== GIVEN DATA

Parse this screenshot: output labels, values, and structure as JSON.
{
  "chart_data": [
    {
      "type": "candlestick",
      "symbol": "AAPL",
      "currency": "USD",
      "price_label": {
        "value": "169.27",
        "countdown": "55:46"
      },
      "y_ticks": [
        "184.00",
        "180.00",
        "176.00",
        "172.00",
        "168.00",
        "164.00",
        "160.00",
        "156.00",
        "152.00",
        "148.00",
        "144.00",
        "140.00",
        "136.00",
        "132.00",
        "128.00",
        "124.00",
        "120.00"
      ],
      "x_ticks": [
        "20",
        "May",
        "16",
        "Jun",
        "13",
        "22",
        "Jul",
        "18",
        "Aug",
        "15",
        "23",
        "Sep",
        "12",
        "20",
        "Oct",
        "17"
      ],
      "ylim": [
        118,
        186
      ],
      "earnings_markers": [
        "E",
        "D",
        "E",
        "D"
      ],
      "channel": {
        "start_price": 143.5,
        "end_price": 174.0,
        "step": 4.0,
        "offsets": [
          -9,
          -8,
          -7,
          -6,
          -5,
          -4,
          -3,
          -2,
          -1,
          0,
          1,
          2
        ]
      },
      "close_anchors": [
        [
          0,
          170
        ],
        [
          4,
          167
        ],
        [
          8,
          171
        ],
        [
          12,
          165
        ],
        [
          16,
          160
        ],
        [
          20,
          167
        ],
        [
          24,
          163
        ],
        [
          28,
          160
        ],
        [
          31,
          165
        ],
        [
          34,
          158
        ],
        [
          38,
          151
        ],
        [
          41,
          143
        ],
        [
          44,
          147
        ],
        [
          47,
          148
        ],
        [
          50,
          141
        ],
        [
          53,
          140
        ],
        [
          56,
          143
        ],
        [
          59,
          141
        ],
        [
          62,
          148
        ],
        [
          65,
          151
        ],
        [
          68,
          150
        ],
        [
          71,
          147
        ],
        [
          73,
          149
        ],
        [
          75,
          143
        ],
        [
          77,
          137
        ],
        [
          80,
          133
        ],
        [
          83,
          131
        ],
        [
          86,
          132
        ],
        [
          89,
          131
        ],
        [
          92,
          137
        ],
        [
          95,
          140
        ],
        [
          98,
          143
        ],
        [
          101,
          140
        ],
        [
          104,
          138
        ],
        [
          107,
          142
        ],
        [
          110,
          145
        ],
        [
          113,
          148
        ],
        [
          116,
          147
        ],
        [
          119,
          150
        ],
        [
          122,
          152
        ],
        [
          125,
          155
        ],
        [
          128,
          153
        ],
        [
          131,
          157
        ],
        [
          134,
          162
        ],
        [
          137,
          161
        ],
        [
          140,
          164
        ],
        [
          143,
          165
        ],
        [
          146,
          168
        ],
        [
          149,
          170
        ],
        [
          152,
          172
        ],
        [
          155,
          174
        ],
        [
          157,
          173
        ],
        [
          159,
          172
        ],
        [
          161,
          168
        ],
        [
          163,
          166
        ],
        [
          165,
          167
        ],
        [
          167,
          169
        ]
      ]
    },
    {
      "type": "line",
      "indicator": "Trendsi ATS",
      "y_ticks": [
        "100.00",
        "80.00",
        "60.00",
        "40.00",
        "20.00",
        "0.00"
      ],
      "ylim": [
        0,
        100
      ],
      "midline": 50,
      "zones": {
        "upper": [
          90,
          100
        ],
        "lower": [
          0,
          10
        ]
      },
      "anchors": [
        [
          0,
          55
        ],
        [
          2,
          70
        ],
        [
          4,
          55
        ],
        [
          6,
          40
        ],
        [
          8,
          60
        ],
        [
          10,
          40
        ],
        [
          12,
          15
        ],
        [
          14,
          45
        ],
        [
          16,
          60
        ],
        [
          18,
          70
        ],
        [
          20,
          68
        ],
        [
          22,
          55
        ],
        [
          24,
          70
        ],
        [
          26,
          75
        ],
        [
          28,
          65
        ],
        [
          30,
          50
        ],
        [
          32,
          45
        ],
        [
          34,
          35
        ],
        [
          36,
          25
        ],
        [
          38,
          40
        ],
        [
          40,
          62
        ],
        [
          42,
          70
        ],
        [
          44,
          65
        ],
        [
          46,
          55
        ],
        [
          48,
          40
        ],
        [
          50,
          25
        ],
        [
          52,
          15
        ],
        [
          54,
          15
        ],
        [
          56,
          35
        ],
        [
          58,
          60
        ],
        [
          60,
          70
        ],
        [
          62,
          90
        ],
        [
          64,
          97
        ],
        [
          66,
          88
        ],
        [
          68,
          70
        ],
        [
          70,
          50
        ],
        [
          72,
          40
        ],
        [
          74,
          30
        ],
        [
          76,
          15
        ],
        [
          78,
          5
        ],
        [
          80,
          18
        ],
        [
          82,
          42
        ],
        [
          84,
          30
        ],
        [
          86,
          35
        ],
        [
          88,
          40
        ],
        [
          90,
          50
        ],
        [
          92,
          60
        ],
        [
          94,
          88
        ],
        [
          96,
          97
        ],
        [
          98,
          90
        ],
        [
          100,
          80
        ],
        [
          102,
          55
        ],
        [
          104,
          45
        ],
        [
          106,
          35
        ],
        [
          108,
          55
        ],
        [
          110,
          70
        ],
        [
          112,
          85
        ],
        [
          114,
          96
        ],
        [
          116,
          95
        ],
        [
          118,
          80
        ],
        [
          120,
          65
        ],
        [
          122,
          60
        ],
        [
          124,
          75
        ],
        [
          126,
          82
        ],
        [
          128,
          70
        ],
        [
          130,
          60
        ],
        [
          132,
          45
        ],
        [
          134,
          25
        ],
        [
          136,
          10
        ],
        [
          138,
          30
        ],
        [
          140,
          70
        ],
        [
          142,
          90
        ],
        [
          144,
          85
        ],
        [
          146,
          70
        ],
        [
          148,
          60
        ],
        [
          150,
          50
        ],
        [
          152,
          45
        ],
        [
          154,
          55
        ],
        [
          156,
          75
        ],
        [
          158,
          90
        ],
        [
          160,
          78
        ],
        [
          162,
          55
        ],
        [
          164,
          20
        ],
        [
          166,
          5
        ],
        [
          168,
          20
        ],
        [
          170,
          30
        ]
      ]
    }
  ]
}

====

● **AIM OF THE TASK**
Copy the records above exactly.

● **EXERCISE RESPONSE**
Parse this screenshot: output labels, values, and structure as JSON.
{
  "chart_data": [
    {
      "type": "candlestick",
      "symbol": "AAPL",
      "currency": "USD",
      "price_label": {
        "value": "169.27",
        "countdown": "55:46"
      },
      "y_ticks": [
        "184.00",
        "180.00",
        "176.00",
        "172.00",
        "168.00",
        "164.00",
        "160.00",
        "156.00",
        "152.00",
        "148.00",
        "144.00",
        "140.00",
        "136.00",
        "132.00",
        "128.00",
        "124.00",
        "120.00"
      ],
      "x_ticks": [
        "20",
        "May",
        "16",
        "Jun",
        "13",
        "22",
        "Jul",
        "18",
        "Aug",
        "15",
        "23",
        "Sep",
        "12",
        "20",
        "Oct",
        "17"
      ],
      "ylim": [
        118,
        186
      ],
      "earnings_markers": [
        "E",
        "D",
        "E",
        "D"
      ],
      "channel": {
        "start_price": 143.5,
        "end_price": 174.0,
        "step": 4.0,
        "offsets": [
          -9,
          -8,
          -7,
          -6,
          -5,
          -4,
          -3,
          -2,
          -1,
          0,
          1,
          2
        ]
      },
      "close_anchors": [
        [
          0,
          170
        ],
        [
          4,
          167
        ],
        [
          8,
          171
        ],
        [
          12,
          165
        ],
        [
          16,
          160
        ],
        [
          20,
          167
        ],
        [
          24,
          163
        ],
        [
          28,
          160
        ],
        [
          31,
          165
        ],
        [
          34,
          158
        ],
        [
          38,
          151
        ],
        [
          41,
          143
        ],
        [
          44,
          147
        ],
        [
          47,
          148
        ],
        [
          50,
          141
        ],
        [
          53,
          140
        ],
        [
          56,
          143
        ],
        [
          59,
          141
        ],
        [
          62,
          148
        ],
        [
          65,
          151
        ],
        [
          68,
          150
        ],
        [
          71,
          147
        ],
        [
          73,
          149
        ],
        [
          75,
          143
        ],
        [
          77,
          137
        ],
        [
          80,
          133
        ],
        [
          83,
          131
        ],
        [
          86,
          132
        ],
        [
          89,
          131
        ],
        [
          92,
          137
        ],
        [
          95,
          140
        ],
        [
          98,
          143
        ],
        [
          101,
          140
        ],
        [
          104,
          138
        ],
        [
          107,
          142
        ],
        [
          110,
          145
        ],
        [
          113,
          148
        ],
        [
          116,
          147
        ],
        [
          119,
          150
        ],
        [
          122,
          152
        ],
        [
          125,
          155
        ],
        [
          128,
          153
        ],
        [
          131,
          157
        ],
        [
          134,
          162
        ],
        [
          137,
          161
        ],
        [
          140,
          164
        ],
        [
          143,
          165
        ],
        [
          146,
          168
        ],
        [
          149,
          170
        ],
        [
          152,
          172
        ],
        [
          155,
          174
        ],
        [
          157,
          173
        ],
        [
          159,
          172
        ],
        [
          161,
          168
        ],
        [
          163,
          166
        ],
        [
          165,
          167
        ],
        [
          167,
          169
        ]
      ]
    },
    {
      "type": "line",
      "indicator": "Trendsi ATS",
      "y_ticks": [
        "100.00",
        "80.00",
        "60.00",
        "40.00",
        "20.00",
        "0.00"
      ],
      "ylim": [
        0,
        100
      ],
      "midline": 50,
      "zones": {
        "upper": [
          90,
          100
        ],
        "lower": [
          0,
          10
        ]
      },
      "anchors": [
        [
          0,
          55
        ],
        [
          2,
          70
        ],
        [
          4,
          55
        ],
        [
          6,
          40
        ],
        [
          8,
          60
        ],
        [
          10,
          40
        ],
        [
          12,
          15
        ],
        [
          14,
          45
        ],
        [
          16,
          60
        ],
        [
          18,
          70
        ],
        [
          20,
          68
        ],
        [
          22,
          55
        ],
        [
          24,
          70
        ],
        [
          26,
          75
        ],
        [
          28,
          65
        ],
        [
          30,
          50
        ],
        [
          32,
          45
        ],
        [
          34,
          35
        ],
        [
          36,
          25
        ],
        [
          38,
          40
        ],
        [
          40,
          62
        ],
        [
          42,
          70
        ],
        [
          44,
          65
        ],
        [
          46,
          55
        ],
        [
          48,
          40
        ],
        [
          50,
          25
        ],
        [
          52,
          15
        ],
        [
          54,
          15
        ],
        [
          56,
          35
        ],
        [
          58,
          60
        ],
        [
          60,
          70
        ],
        [
          62,
          90
        ],
        [
          64,
          97
        ],
        [
          66,
          88
        ],
        [
          68,
          70
        ],
        [
          70,
          50
        ],
        [
          72,
          40
        ],
        [
          74,
          30
        ],
        [
          76,
          15
        ],
        [
          78,
          5
        ],
        [
          80,
          18
        ],
        [
          82,
          42
        ],
        [
          84,
          30
        ],
        [
          86,
          35
        ],
        [
          88,
          40
        ],
        [
          90,
          50
        ],
        [
          92,
          60
        ],
        [
          94,
          88
        ],
        [
          96,
          97
        ],
        [
          98,
          90
        ],
        [
          100,
          80
        ],
        [
          102,
          55
        ],
        [
          104,
          45
        ],
        [
          106,
          35
        ],
        [
          108,
          55
        ],
        [
          110,
          70
        ],
        [
          112,
          85
        ],
        [
          114,
          96
        ],
        [
          116,
          95
        ],
        [
          118,
          80
        ],
        [
          120,
          65
        ],
        [
          122,
          60
        ],
        [
          124,
          75
        ],
        [
          126,
          82
        ],
        [
          128,
          70
        ],
        [
          130,
          60
        ],
        [
          132,
          45
        ],
        [
          134,
          25
        ],
        [
          136,
          10
        ],
        [
          138,
          30
        ],
        [
          140,
          70
        ],
        [
          142,
          90
        ],
        [
          144,
          85
        ],
        [
          146,
          70
        ],
        [
          148,
          60
        ],
        [
          150,
          50
        ],
        [
          152,
          45
        ],
        [
          154,
          55
        ],
        [
          156,
          75
        ],
        [
          158,
          90
        ],
        [
          160,
          78
        ],
        [
          162,
          55
        ],
        [
          164,
          20
        ],
        [
          166,
          5
        ],
        [
          168,
          20
        ],
        [
          170,
          30
        ]
      ]
    }
  ]
}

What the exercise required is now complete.